ASSIGNMENT =
The exercise asks you to copy every line below in which "date" appears.

AVAILABLE RECORDS START

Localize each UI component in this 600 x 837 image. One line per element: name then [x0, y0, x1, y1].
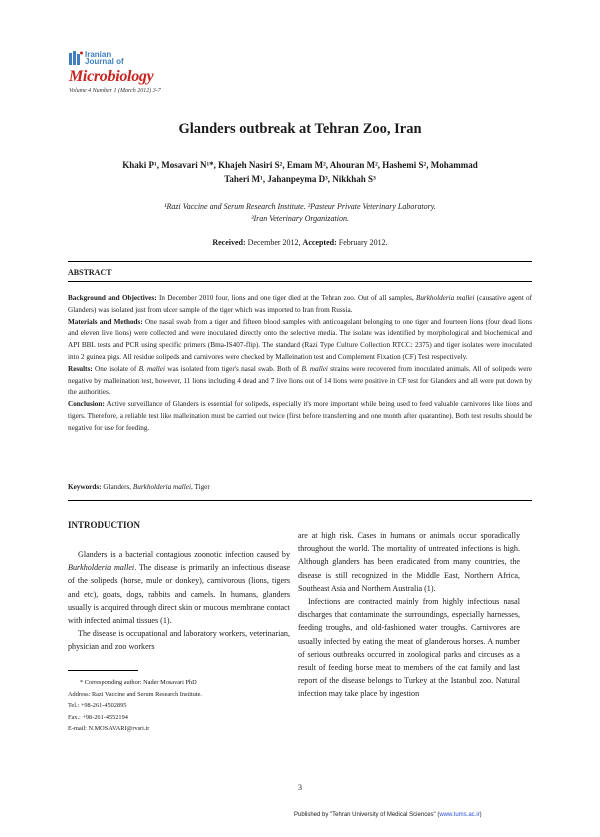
intro-paragraph-2-cont: are at high risk. Cases in humans or animals occur sporadically throughout the world. The mortality of untreated infections is high. Although glanders has been eradicated from many countries, the disease is still recognized in the Middle East, Northern Africa, Southeast Asia and Northern Australia (1).: [298, 531, 520, 593]
publisher-line: [294, 812, 482, 818]
author-address: Address: Razi Vaccine and Serum Research Institute.: [68, 690, 203, 698]
intro-paragraph-3: Infections are contracted mainly from highly infectious nasal discharges that contaminate the surroundings, especially harnesses, feeding troughs, and old-fashioned water troughs. Carnivores are usually infected by eating the meat of glanderous horses. A number of serious outbreaks occurred in zoological parks and circuses as a result of feeding horse meat to members of the cat family and last report of the disease belongs to Turkey at the Istanbul zoo. Natural infection may take place by ingestion: [298, 597, 520, 699]
publisher-link[interactable]: www.tums.ac.ir: [439, 812, 480, 818]
article-title: Glanders outbreak at Tehran Zoo, Iran: [178, 121, 422, 137]
accepted-date: February 2012.: [338, 238, 388, 247]
methods-label: Materials and Methods:: [68, 317, 143, 326]
keywords: [68, 483, 210, 491]
intro-p1-italic: Burkholderia mallei: [68, 563, 135, 573]
logo-line-2: Journal of: [85, 57, 124, 66]
volume-line: Volume 4 Number 1 (March 2012) 3-7: [69, 88, 161, 94]
intro-p1-text-b: . The disease is primarily an infectious disease of the solipeds (horse, mule or donkey), carnivorous (lions, tigers and etc), goats, dogs, rabbits and camels. In humans, glanders usually is acquired through direct skin or mucous membrane contact with infected animal tissues (1).: [68, 563, 290, 626]
results-italic-2: B. mallei: [301, 364, 328, 373]
abstract-heading-rule: [68, 281, 532, 282]
received-date: December 2012,: [247, 238, 301, 247]
abstract-top-rule: [68, 261, 532, 262]
author-fax: Fax.: +98-261-4552194: [68, 713, 128, 721]
affiliations: [80, 201, 520, 225]
keywords-italic: Burkholderia mallei: [132, 483, 191, 491]
abstract-methods: [68, 317, 532, 364]
affiliation-2: ³Iran Veterinary Organization.: [251, 214, 349, 223]
keywords-rule: [68, 500, 532, 501]
intro-paragraph-1: [68, 548, 290, 627]
corresponding-author: * Corresponding author: Nader Mosavari PhD: [80, 679, 197, 686]
page-number: 3: [298, 783, 302, 792]
publisher-close: ): [479, 812, 482, 818]
received-label: Received:: [212, 238, 246, 247]
received-accepted: [0, 238, 600, 247]
footnote-rule: [68, 670, 138, 671]
affiliation-1: ¹Razi Vaccine and Serum Research Institute. ²Pasteur Private Veterinary Laboratory.: [164, 202, 436, 211]
introduction-heading: INTRODUCTION: [68, 520, 141, 530]
results-text-3: strains were recovered from inoculated animals. All of solipeds were negative by malleination test, however, 11 lions including 4 dead and 7 live lions out of 14 lions were positive in CF test for Glanders and all were put down by the authorities.: [68, 364, 532, 397]
background-label: Background and Objectives:: [68, 294, 157, 302]
results-italic-1: B. mallei: [138, 364, 165, 373]
publisher-text: Published by "Tehran University of Medical Sciences" (: [294, 812, 440, 818]
abstract-conclusion: [68, 399, 532, 434]
abstract-body: [68, 293, 532, 435]
footnote: [68, 677, 202, 735]
intro-right-column: [298, 529, 520, 701]
background-text-2: (causative agent of Glanders) was isolated just from ulcer sample of the tiger which was imported to Iran from Russia.: [68, 294, 532, 314]
author-tel: Tel.: +98-261-4502895: [68, 702, 127, 710]
author-email: E-mail: N.MOSAVARI@rvsri.ir: [68, 725, 150, 733]
conclusion-label: Conclusion:: [68, 400, 105, 409]
abstract-heading: ABSTRACT: [68, 268, 112, 277]
journal-logo-text: [85, 51, 124, 65]
results-text-1: One isolate of: [92, 364, 139, 373]
journal-name: Microbiology: [69, 68, 154, 85]
conclusion-text: Active surveillance of Glanders is essential for solipeds, especially it's more important while being used to feed valuable carnivores like lions and tigers. Therefore, a reliable test like malleination must be carried out twice (first before transferring and one month after quarantine). Both test results should be negative for use for feeding.: [68, 400, 532, 432]
abstract-background: [68, 293, 532, 317]
intro-paragraph-2: The disease is occupational and laboratory workers, veterinarian, physician and zoo workers: [68, 629, 290, 652]
keywords-text-2: , Tiger: [190, 483, 210, 491]
logo-line-1: Iranian: [85, 50, 112, 59]
accepted-label: Accepted:: [302, 238, 337, 247]
methods-text: One nasal swab from a tiger and fifteen blood samples with anticoagulant belonging to one tiger and fourteen lions (four dead lions and eleven live lions) were collected and were inoculated directly onto the selective media. The isolate was identified by morphological and biochemical and API BBL tests and PCR using specific primers (Bma-IS407-flip). The standard (Razi Type Culture Collection RTCC: 2375) and tiger isolates were inoculated into 2 guinea pigs. All residue solipeds and carnivores were checked by Malleination test and Complement Fixation (CF) Test respectively.: [68, 317, 532, 361]
intro-left-column: [68, 548, 290, 654]
abstract-results: [68, 364, 532, 399]
authors-line-2: Taheri M¹, Jahanpeyma D³, Nikkhah S³: [224, 174, 376, 184]
background-text-1: In December 2010 four, lions and one tiger died at the Tehran zoo. Out of all samples,: [156, 294, 416, 302]
authors-line-1: Khaki P¹, Mosavari N¹*, Khajeh Nasiri S², Emam M², Ahouran M², Hashemi S², Mohammad: [122, 160, 478, 170]
keywords-label: Keywords:: [68, 483, 102, 491]
author-list: [82, 158, 518, 186]
results-label: Results:: [68, 364, 93, 373]
keywords-text-1: Glanders,: [101, 483, 133, 491]
journal-logo-icon: [69, 51, 83, 65]
results-text-2: was isolated from tiger's nasal swab. Both of: [164, 364, 302, 373]
background-italic: Burkholderia mallei: [415, 294, 475, 302]
intro-p1-text-a: Glanders is a bacterial contagious zoonotic infection caused by: [78, 550, 290, 559]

AVAILABLE RECORDS END

OUTPUT FOR THIS TASK =
accepted-date: February 2012.: [338, 238, 388, 247]
received-date: December 2012,: [247, 238, 301, 247]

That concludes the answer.